§ **Direction**: Transcribe the whole listing without a single picture.

** Start **

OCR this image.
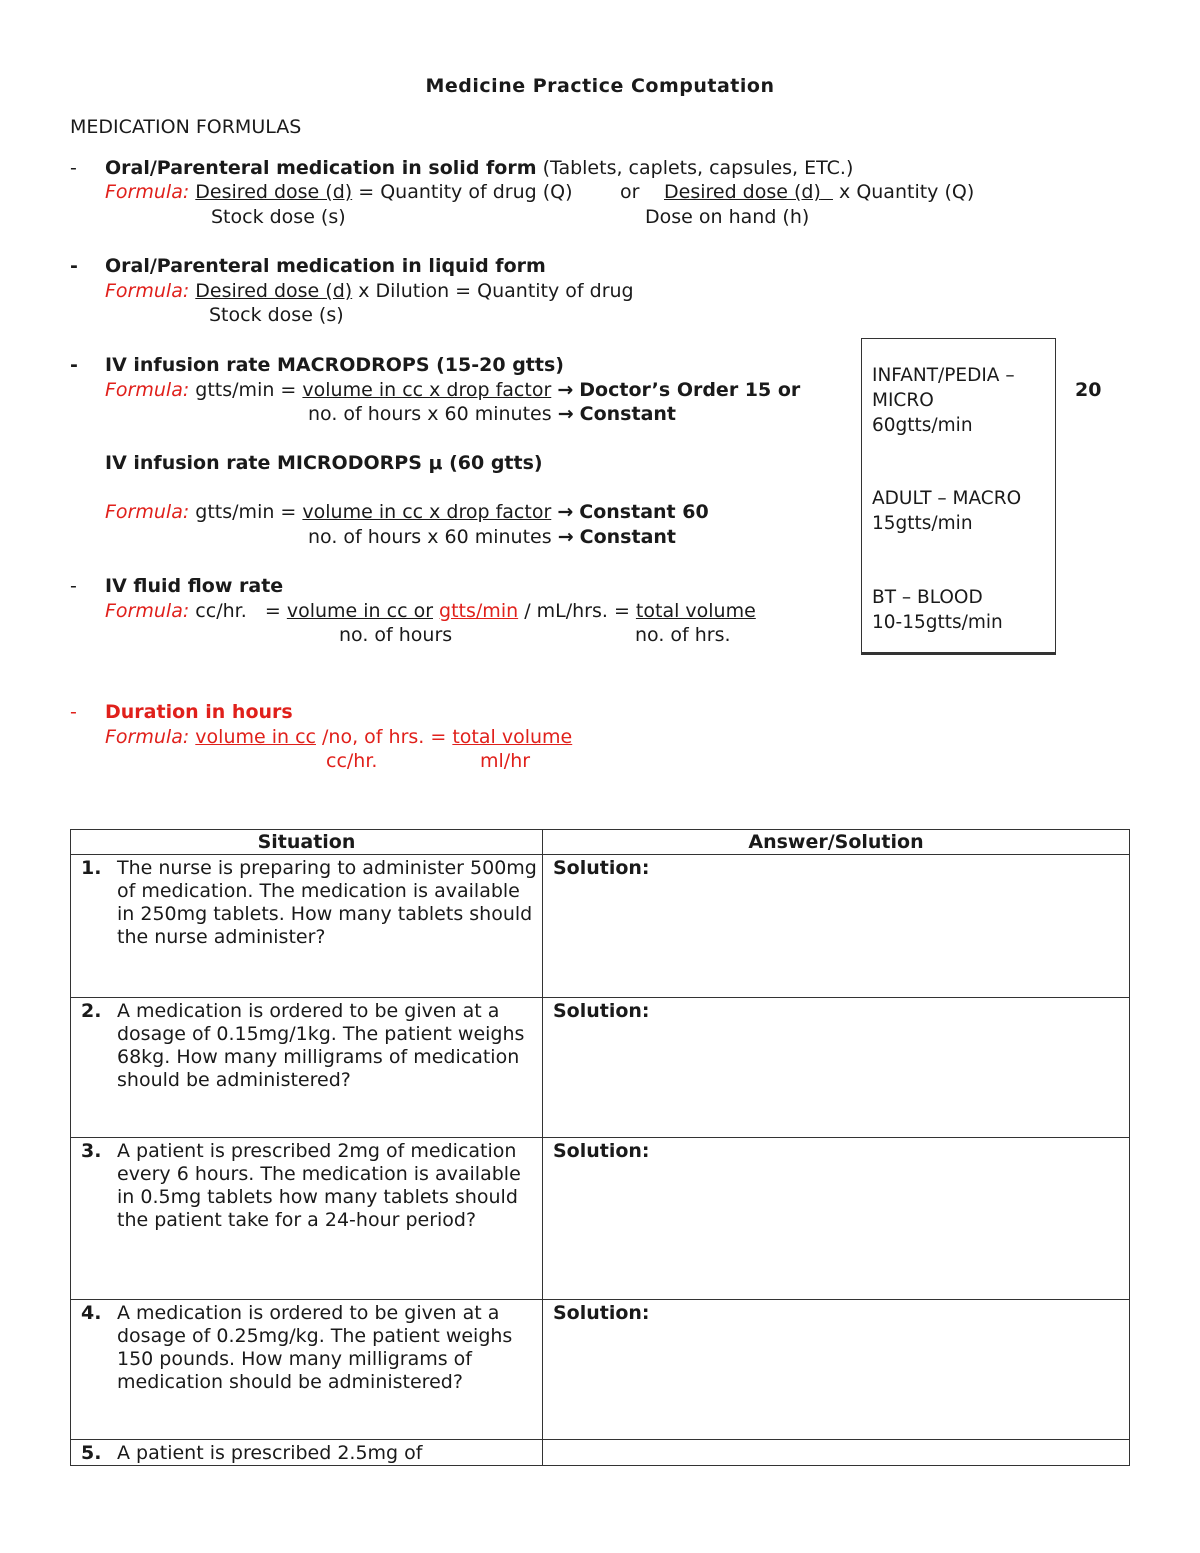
Medicine Practice Computation
MEDICATION FORMULAS
- Oral/Parenteral medication in solid form (Tablets, caplets, capsules, ETC.)
Formula: Desired dose (d) = Quantity of drug (Q)	or Desired dose (d) x Quantity (Q)
Stock dose (s)	Dose on hand (h)
- Oral/Parenteral medication in liquid form
Formula: Desired dose (d) x Dilution = Quantity of drug
Stock dose (s)
- IV infusion rate MACRODROPS (15-20 gtts)
Formula: gtts/min = volume in cc x drop factor → Doctor’s Order 15 or	20
no. of hours x 60 minutes → Constant
IV infusion rate MICRODORPS μ (60 gtts)
Formula: gtts/min = volume in cc x drop factor → Constant 60
no. of hours x 60 minutes → Constant
- IV fluid flow rate
Formula: cc/hr. = volume in cc or gtts/min / mL/hrs. = total volume
no. of hours	no. of hrs.
- Duration in hours
Formula: volume in cc /no, of hrs. = total volume
cc/hr.	ml/hr
INFANT/PEDIA –
MICRO
60gtts/min
ADULT – MACRO
15gtts/min
BT – BLOOD
10-15gtts/min
Situation	Answer/Solution

1. The nurse is preparing to administer 500mg of medication. The medication is available in 250mg tablets. How many tablets should the nurse administer?	Solution:

2. A medication is ordered to be given at a dosage of 0.15mg/1kg. The patient weighs 68kg. How many milligrams of medication should be administered?	Solution:

3. A patient is prescribed 2mg of medication every 6 hours. The medication is available in 0.5mg tablets how many tablets should the patient take for a 24-hour period?	Solution:

4. A medication is ordered to be given at a dosage of 0.25mg/kg. The patient weighs 150 pounds. How many milligrams of medication should be administered?	Solution:

5. A patient is prescribed 2.5mg of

** End **

§ **Task output**:
OCR this image.
Medicine Practice Computation
MEDICATION FORMULAS
- Oral/Parenteral medication in solid form (Tablets, caplets, capsules, ETC.)
Formula: Desired dose (d) = Quantity of drug (Q)	or Desired dose (d) x Quantity (Q)
Stock dose (s)	Dose on hand (h)
- Oral/Parenteral medication in liquid form
Formula: Desired dose (d) x Dilution = Quantity of drug
Stock dose (s)
- IV infusion rate MACRODROPS (15-20 gtts)
Formula: gtts/min = volume in cc x drop factor → Doctor’s Order 15 or	20
no. of hours x 60 minutes → Constant
IV infusion rate MICRODORPS μ (60 gtts)
Formula: gtts/min = volume in cc x drop factor → Constant 60
no. of hours x 60 minutes → Constant
- IV fluid flow rate
Formula: cc/hr. = volume in cc or gtts/min / mL/hrs. = total volume
no. of hours	no. of hrs.
- Duration in hours
Formula: volume in cc /no, of hrs. = total volume
cc/hr.	ml/hr
INFANT/PEDIA –
MICRO
60gtts/min
ADULT – MACRO
15gtts/min
BT – BLOOD
10-15gtts/min
Situation	Answer/Solution

1. The nurse is preparing to administer 500mg of medication. The medication is available in 250mg tablets. How many tablets should the nurse administer?	Solution:

2. A medication is ordered to be given at a dosage of 0.15mg/1kg. The patient weighs 68kg. How many milligrams of medication should be administered?	Solution:

3. A patient is prescribed 2mg of medication every 6 hours. The medication is available in 0.5mg tablets how many tablets should the patient take for a 24-hour period?	Solution:

4. A medication is ordered to be given at a dosage of 0.25mg/kg. The patient weighs 150 pounds. How many milligrams of medication should be administered?	Solution:

5. A patient is prescribed 2.5mg of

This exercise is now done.